▶ Exercise instructions
Return all lines with the word "into" in them.

Data items:
┄┄┄┄┄┄┄┄┄┄

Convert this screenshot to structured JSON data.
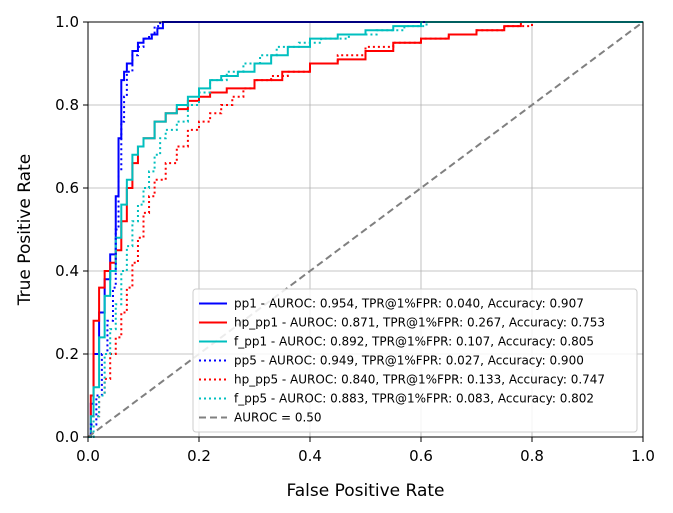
{
  "chart_data": {
    "type": "line",
    "title": "",
    "xlabel": "False Positive Rate",
    "ylabel": "True Positive Rate",
    "xlim": [
      0.0,
      1.0
    ],
    "ylim": [
      0.0,
      1.0
    ],
    "xticks": [
      "0.0",
      "0.2",
      "0.4",
      "0.6",
      "0.8",
      "1.0"
    ],
    "yticks": [
      "0.0",
      "0.2",
      "0.4",
      "0.6",
      "0.8",
      "1.0"
    ],
    "grid": true,
    "legend_position": "lower-right",
    "series": [
      {
        "name": "pp1 - AUROC: 0.954, TPR@1%FPR: 0.040, Accuracy: 0.907",
        "color": "#0000ff",
        "style": "solid",
        "x": [
          0.0,
          0.005,
          0.005,
          0.01,
          0.01,
          0.02,
          0.02,
          0.03,
          0.03,
          0.04,
          0.04,
          0.05,
          0.05,
          0.055,
          0.055,
          0.06,
          0.06,
          0.065,
          0.065,
          0.07,
          0.07,
          0.08,
          0.08,
          0.09,
          0.09,
          0.1,
          0.1,
          0.115,
          0.115,
          0.125,
          0.125,
          0.135,
          0.135,
          0.145,
          0.145,
          1.0
        ],
        "y": [
          0.0,
          0.0,
          0.08,
          0.08,
          0.2,
          0.2,
          0.3,
          0.3,
          0.38,
          0.38,
          0.44,
          0.44,
          0.58,
          0.58,
          0.72,
          0.72,
          0.86,
          0.86,
          0.88,
          0.88,
          0.9,
          0.9,
          0.93,
          0.93,
          0.95,
          0.95,
          0.96,
          0.96,
          0.97,
          0.97,
          0.985,
          0.985,
          1.0,
          1.0,
          1.0,
          1.0
        ]
      },
      {
        "name": "hp_pp1 - AUROC: 0.871, TPR@1%FPR: 0.267, Accuracy: 0.753",
        "color": "#ff0000",
        "style": "solid",
        "x": [
          0.0,
          0.005,
          0.005,
          0.01,
          0.01,
          0.02,
          0.02,
          0.03,
          0.03,
          0.04,
          0.04,
          0.05,
          0.05,
          0.06,
          0.06,
          0.07,
          0.07,
          0.08,
          0.08,
          0.09,
          0.09,
          0.1,
          0.1,
          0.12,
          0.12,
          0.14,
          0.14,
          0.16,
          0.16,
          0.18,
          0.18,
          0.2,
          0.2,
          0.22,
          0.22,
          0.25,
          0.25,
          0.3,
          0.3,
          0.35,
          0.35,
          0.4,
          0.4,
          0.45,
          0.45,
          0.5,
          0.5,
          0.55,
          0.55,
          0.6,
          0.6,
          0.65,
          0.65,
          0.7,
          0.7,
          0.75,
          0.75,
          0.78,
          0.78,
          0.79,
          0.79,
          1.0
        ],
        "y": [
          0.0,
          0.0,
          0.1,
          0.1,
          0.28,
          0.28,
          0.36,
          0.36,
          0.4,
          0.4,
          0.42,
          0.42,
          0.45,
          0.45,
          0.52,
          0.52,
          0.6,
          0.6,
          0.66,
          0.66,
          0.7,
          0.7,
          0.72,
          0.72,
          0.76,
          0.76,
          0.78,
          0.78,
          0.79,
          0.79,
          0.81,
          0.81,
          0.82,
          0.82,
          0.83,
          0.83,
          0.84,
          0.84,
          0.86,
          0.86,
          0.88,
          0.88,
          0.9,
          0.9,
          0.91,
          0.91,
          0.93,
          0.93,
          0.95,
          0.95,
          0.96,
          0.96,
          0.97,
          0.97,
          0.98,
          0.98,
          0.99,
          0.99,
          1.0,
          1.0,
          1.0,
          1.0
        ]
      },
      {
        "name": "f_pp1 - AUROC: 0.892, TPR@1%FPR: 0.107, Accuracy: 0.805",
        "color": "#00bfbf",
        "style": "solid",
        "x": [
          0.0,
          0.005,
          0.005,
          0.01,
          0.01,
          0.02,
          0.02,
          0.03,
          0.03,
          0.04,
          0.04,
          0.05,
          0.05,
          0.06,
          0.06,
          0.07,
          0.07,
          0.08,
          0.08,
          0.09,
          0.09,
          0.1,
          0.1,
          0.12,
          0.12,
          0.14,
          0.14,
          0.16,
          0.16,
          0.18,
          0.18,
          0.2,
          0.2,
          0.22,
          0.22,
          0.24,
          0.24,
          0.27,
          0.27,
          0.3,
          0.3,
          0.33,
          0.33,
          0.36,
          0.36,
          0.4,
          0.4,
          0.45,
          0.45,
          0.5,
          0.5,
          0.55,
          0.55,
          0.6,
          0.6,
          0.62,
          0.62,
          1.0
        ],
        "y": [
          0.0,
          0.0,
          0.05,
          0.05,
          0.12,
          0.12,
          0.24,
          0.24,
          0.34,
          0.34,
          0.4,
          0.4,
          0.48,
          0.48,
          0.56,
          0.56,
          0.62,
          0.62,
          0.68,
          0.68,
          0.7,
          0.7,
          0.72,
          0.72,
          0.76,
          0.76,
          0.78,
          0.78,
          0.8,
          0.8,
          0.82,
          0.82,
          0.84,
          0.84,
          0.86,
          0.86,
          0.87,
          0.87,
          0.88,
          0.88,
          0.9,
          0.9,
          0.92,
          0.92,
          0.94,
          0.94,
          0.96,
          0.96,
          0.97,
          0.97,
          0.98,
          0.98,
          0.99,
          0.99,
          1.0,
          1.0,
          1.0,
          1.0
        ]
      },
      {
        "name": "pp5 - AUROC: 0.949, TPR@1%FPR: 0.027, Accuracy: 0.900",
        "color": "#0000ff",
        "style": "dotted",
        "x": [
          0.0,
          0.005,
          0.005,
          0.015,
          0.015,
          0.025,
          0.025,
          0.035,
          0.035,
          0.045,
          0.045,
          0.05,
          0.05,
          0.055,
          0.055,
          0.06,
          0.06,
          0.065,
          0.065,
          0.07,
          0.07,
          0.08,
          0.08,
          0.09,
          0.09,
          0.1,
          0.1,
          0.11,
          0.11,
          0.12,
          0.12,
          0.13,
          0.13,
          1.0
        ],
        "y": [
          0.0,
          0.0,
          0.03,
          0.03,
          0.1,
          0.1,
          0.2,
          0.2,
          0.28,
          0.28,
          0.36,
          0.36,
          0.5,
          0.5,
          0.64,
          0.64,
          0.76,
          0.76,
          0.82,
          0.82,
          0.88,
          0.88,
          0.92,
          0.92,
          0.94,
          0.94,
          0.96,
          0.96,
          0.97,
          0.97,
          0.99,
          0.99,
          1.0,
          1.0
        ]
      },
      {
        "name": "hp_pp5 - AUROC: 0.840, TPR@1%FPR: 0.133, Accuracy: 0.747",
        "color": "#ff0000",
        "style": "dotted",
        "x": [
          0.0,
          0.01,
          0.01,
          0.02,
          0.02,
          0.03,
          0.03,
          0.04,
          0.04,
          0.05,
          0.05,
          0.06,
          0.06,
          0.07,
          0.07,
          0.08,
          0.08,
          0.09,
          0.09,
          0.1,
          0.1,
          0.11,
          0.11,
          0.12,
          0.12,
          0.14,
          0.14,
          0.16,
          0.16,
          0.18,
          0.18,
          0.2,
          0.2,
          0.22,
          0.22,
          0.24,
          0.24,
          0.26,
          0.26,
          0.28,
          0.28,
          0.3,
          0.3,
          0.33,
          0.33,
          0.36,
          0.36,
          0.4,
          0.4,
          0.45,
          0.45,
          0.5,
          0.5,
          0.55,
          0.55,
          0.6,
          0.6,
          0.65,
          0.65,
          0.7,
          0.7,
          0.75,
          0.75,
          0.8,
          0.8,
          1.0
        ],
        "y": [
          0.0,
          0.0,
          0.05,
          0.05,
          0.1,
          0.1,
          0.14,
          0.14,
          0.2,
          0.2,
          0.24,
          0.24,
          0.3,
          0.3,
          0.36,
          0.36,
          0.42,
          0.42,
          0.48,
          0.48,
          0.54,
          0.54,
          0.58,
          0.58,
          0.62,
          0.62,
          0.66,
          0.66,
          0.7,
          0.7,
          0.74,
          0.74,
          0.76,
          0.76,
          0.78,
          0.78,
          0.8,
          0.8,
          0.82,
          0.82,
          0.84,
          0.84,
          0.86,
          0.86,
          0.87,
          0.87,
          0.88,
          0.88,
          0.9,
          0.9,
          0.92,
          0.92,
          0.94,
          0.94,
          0.95,
          0.95,
          0.96,
          0.96,
          0.97,
          0.97,
          0.98,
          0.98,
          0.99,
          0.99,
          1.0,
          1.0
        ]
      },
      {
        "name": "f_pp5 - AUROC: 0.883, TPR@1%FPR: 0.083, Accuracy: 0.802",
        "color": "#00bfbf",
        "style": "dotted",
        "x": [
          0.0,
          0.01,
          0.01,
          0.02,
          0.02,
          0.03,
          0.03,
          0.04,
          0.04,
          0.05,
          0.05,
          0.06,
          0.06,
          0.07,
          0.07,
          0.08,
          0.08,
          0.09,
          0.09,
          0.1,
          0.1,
          0.11,
          0.11,
          0.12,
          0.12,
          0.13,
          0.13,
          0.14,
          0.14,
          0.16,
          0.16,
          0.18,
          0.18,
          0.2,
          0.2,
          0.22,
          0.22,
          0.25,
          0.25,
          0.28,
          0.28,
          0.31,
          0.31,
          0.34,
          0.34,
          0.38,
          0.38,
          0.42,
          0.42,
          0.47,
          0.47,
          0.52,
          0.52,
          0.57,
          0.57,
          0.61,
          0.61,
          0.62,
          0.62,
          1.0
        ],
        "y": [
          0.0,
          0.0,
          0.05,
          0.05,
          0.1,
          0.1,
          0.2,
          0.2,
          0.26,
          0.26,
          0.32,
          0.32,
          0.4,
          0.4,
          0.46,
          0.46,
          0.52,
          0.52,
          0.56,
          0.56,
          0.6,
          0.6,
          0.64,
          0.64,
          0.68,
          0.68,
          0.72,
          0.72,
          0.74,
          0.74,
          0.76,
          0.76,
          0.8,
          0.8,
          0.83,
          0.83,
          0.86,
          0.86,
          0.88,
          0.88,
          0.9,
          0.9,
          0.92,
          0.92,
          0.94,
          0.94,
          0.95,
          0.95,
          0.96,
          0.96,
          0.97,
          0.97,
          0.98,
          0.98,
          0.99,
          0.99,
          1.0,
          1.0,
          1.0,
          1.0
        ]
      },
      {
        "name": "AUROC = 0.50",
        "color": "#808080",
        "style": "dashed",
        "x": [
          0.0,
          1.0
        ],
        "y": [
          0.0,
          1.0
        ]
      }
    ]
  }
}
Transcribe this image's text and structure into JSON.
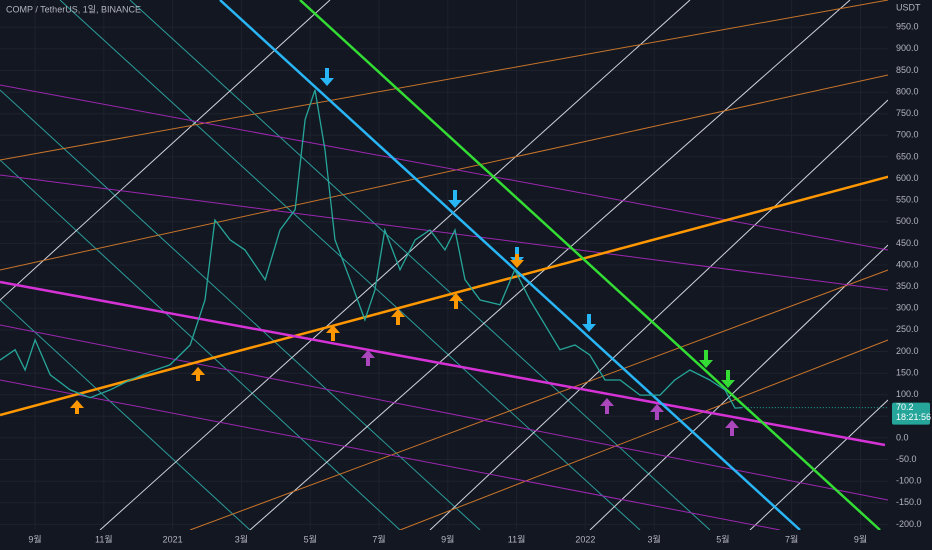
{
  "chart_data": {
    "type": "line",
    "title": "COMP / TetherUS, 1일, BINANCE",
    "y_unit": "USDT",
    "last_price": "70.2",
    "countdown": "18:21:56",
    "xlim": [
      -1.02,
      24.8
    ],
    "xticks": [
      {
        "value": 0,
        "label": "9월"
      },
      {
        "value": 2,
        "label": "11월"
      },
      {
        "value": 4,
        "label": "2021"
      },
      {
        "value": 6,
        "label": "3월"
      },
      {
        "value": 8,
        "label": "5월"
      },
      {
        "value": 10,
        "label": "7월"
      },
      {
        "value": 12,
        "label": "9월"
      },
      {
        "value": 14,
        "label": "11월"
      },
      {
        "value": 16,
        "label": "2022"
      },
      {
        "value": 18,
        "label": "3월"
      },
      {
        "value": 20,
        "label": "5월"
      },
      {
        "value": 22,
        "label": "7월"
      },
      {
        "value": 24,
        "label": "9월"
      }
    ],
    "ylim": [
      -213,
      1013
    ],
    "yticks": [
      {
        "value": -200,
        "label": "-200.0"
      },
      {
        "value": -150,
        "label": "-150.0"
      },
      {
        "value": -100,
        "label": "-100.0"
      },
      {
        "value": -50,
        "label": "-50.0"
      },
      {
        "value": 0,
        "label": "0.0"
      },
      {
        "value": 50,
        "label": "50.0"
      },
      {
        "value": 100,
        "label": "100.0"
      },
      {
        "value": 150,
        "label": "150.0"
      },
      {
        "value": 200,
        "label": "200.0"
      },
      {
        "value": 250,
        "label": "250.0"
      },
      {
        "value": 300,
        "label": "300.0"
      },
      {
        "value": 350,
        "label": "350.0"
      },
      {
        "value": 400,
        "label": "400.0"
      },
      {
        "value": 450,
        "label": "450.0"
      },
      {
        "value": 500,
        "label": "500.0"
      },
      {
        "value": 550,
        "label": "550.0"
      },
      {
        "value": 600,
        "label": "600.0"
      },
      {
        "value": 650,
        "label": "650.0"
      },
      {
        "value": 700,
        "label": "700.0"
      },
      {
        "value": 750,
        "label": "750.0"
      },
      {
        "value": 800,
        "label": "800.0"
      },
      {
        "value": 850,
        "label": "850.0"
      },
      {
        "value": 900,
        "label": "900.0"
      },
      {
        "value": 950,
        "label": "950.0"
      }
    ],
    "grid": true,
    "series": [
      {
        "color": "#26a69a",
        "x": [
          -1.02,
          -0.58,
          -0.29,
          0,
          0.44,
          1.02,
          1.6,
          2.18,
          2.76,
          3.34,
          3.92,
          4.51,
          4.94,
          5.23,
          5.67,
          6.1,
          6.69,
          7.12,
          7.56,
          7.85,
          8.14,
          8.43,
          8.72,
          9.16,
          9.59,
          9.88,
          10.17,
          10.61,
          11.05,
          11.48,
          11.92,
          12.21,
          12.5,
          12.94,
          13.52,
          13.95,
          14.39,
          14.83,
          15.26,
          15.7,
          16.13,
          16.57,
          17.01,
          17.59,
          18.17,
          18.6,
          19.04,
          19.62,
          20.06,
          20.35,
          20.55
        ],
        "values": [
          180,
          204,
          157,
          227,
          146,
          111,
          93,
          111,
          134,
          153,
          169,
          215,
          319,
          504,
          458,
          435,
          366,
          481,
          528,
          736,
          805,
          666,
          458,
          366,
          273,
          342,
          481,
          389,
          458,
          481,
          435,
          481,
          366,
          319,
          308,
          389,
          319,
          261,
          204,
          215,
          192,
          134,
          134,
          99,
          99,
          134,
          157,
          134,
          111,
          69,
          70.2
        ]
      }
    ]
  }
}
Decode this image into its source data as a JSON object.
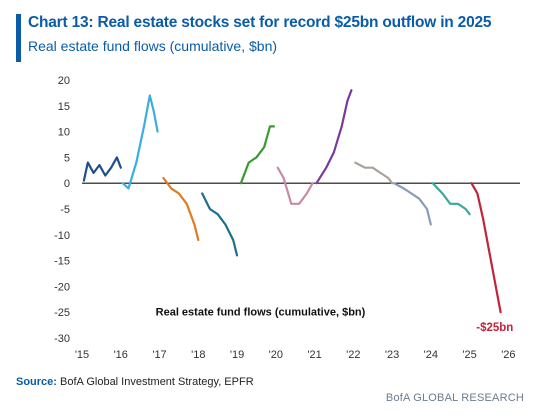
{
  "header": {
    "title": "Chart 13: Real estate stocks set for record $25bn outflow in 2025",
    "subtitle": "Real estate fund flows (cumulative, $bn)"
  },
  "footer": {
    "source_label": "Source:",
    "source_text": "BofA Global Investment Strategy, EPFR",
    "brand": "BofA GLOBAL RESEARCH"
  },
  "chart_data": {
    "type": "line",
    "inset_label": "Real estate fund flows (cumulative, $bn)",
    "annotation": "-$25bn",
    "ylim": [
      -30,
      20
    ],
    "yticks": [
      20,
      15,
      10,
      5,
      0,
      -5,
      -10,
      -15,
      -20,
      -25,
      -30
    ],
    "xlim": [
      2015,
      2026.3
    ],
    "xticks": [
      "'15",
      "'16",
      "'17",
      "'18",
      "'19",
      "'20",
      "'21",
      "'22",
      "'23",
      "'24",
      "'25",
      "'26"
    ],
    "xtick_values": [
      2015,
      2016,
      2017,
      2018,
      2019,
      2020,
      2021,
      2022,
      2023,
      2024,
      2025,
      2026
    ],
    "zero_line": true,
    "series": [
      {
        "color": "#1f4e8c",
        "x": [
          2015.05,
          2015.15,
          2015.3,
          2015.45,
          2015.6,
          2015.75,
          2015.9,
          2016.0
        ],
        "y": [
          0.5,
          4,
          2,
          3.5,
          1.5,
          3,
          5,
          3
        ]
      },
      {
        "color": "#3aaee0",
        "x": [
          2016.05,
          2016.2,
          2016.4,
          2016.6,
          2016.75,
          2016.85,
          2016.95
        ],
        "y": [
          0,
          -1,
          4,
          11,
          17,
          14,
          10
        ]
      },
      {
        "color": "#e07b1f",
        "x": [
          2017.1,
          2017.3,
          2017.5,
          2017.7,
          2017.9,
          2018.0
        ],
        "y": [
          1,
          -1,
          -2,
          -4,
          -8,
          -11
        ]
      },
      {
        "color": "#1f6e8c",
        "x": [
          2018.1,
          2018.3,
          2018.5,
          2018.7,
          2018.9,
          2019.0
        ],
        "y": [
          -2,
          -5,
          -6,
          -8,
          -11,
          -14
        ]
      },
      {
        "color": "#3a9a2e",
        "x": [
          2019.1,
          2019.3,
          2019.5,
          2019.7,
          2019.85,
          2019.95
        ],
        "y": [
          0,
          4,
          5,
          7,
          11,
          11
        ]
      },
      {
        "color": "#c98aa8",
        "x": [
          2020.05,
          2020.2,
          2020.4,
          2020.6,
          2020.8,
          2020.95
        ],
        "y": [
          3,
          1,
          -4,
          -4,
          -2,
          0
        ]
      },
      {
        "color": "#7a3a9a",
        "x": [
          2021.05,
          2021.3,
          2021.5,
          2021.7,
          2021.85,
          2021.95
        ],
        "y": [
          0,
          3,
          6,
          11,
          16,
          18
        ]
      },
      {
        "color": "#a8a29a",
        "x": [
          2022.05,
          2022.3,
          2022.5,
          2022.7,
          2022.9,
          2023.0
        ],
        "y": [
          4,
          3,
          3,
          2,
          1,
          0
        ]
      },
      {
        "color": "#8a9ab8",
        "x": [
          2023.05,
          2023.3,
          2023.5,
          2023.7,
          2023.9,
          2024.0
        ],
        "y": [
          0,
          -1,
          -2,
          -3,
          -5,
          -8
        ]
      },
      {
        "color": "#3aa89a",
        "x": [
          2024.05,
          2024.3,
          2024.5,
          2024.7,
          2024.9,
          2025.0
        ],
        "y": [
          0,
          -2,
          -4,
          -4,
          -5,
          -6
        ]
      },
      {
        "color": "#c0243a",
        "x": [
          2025.05,
          2025.2,
          2025.35,
          2025.5,
          2025.65,
          2025.8
        ],
        "y": [
          0,
          -2,
          -7,
          -13,
          -19,
          -25
        ]
      }
    ]
  }
}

┄┄┄┄┄┄┄┄┄┄

▶ Solution for this task
Transcribe this image's text and structure into JSON.
Decode this image into its source data as a JSON object.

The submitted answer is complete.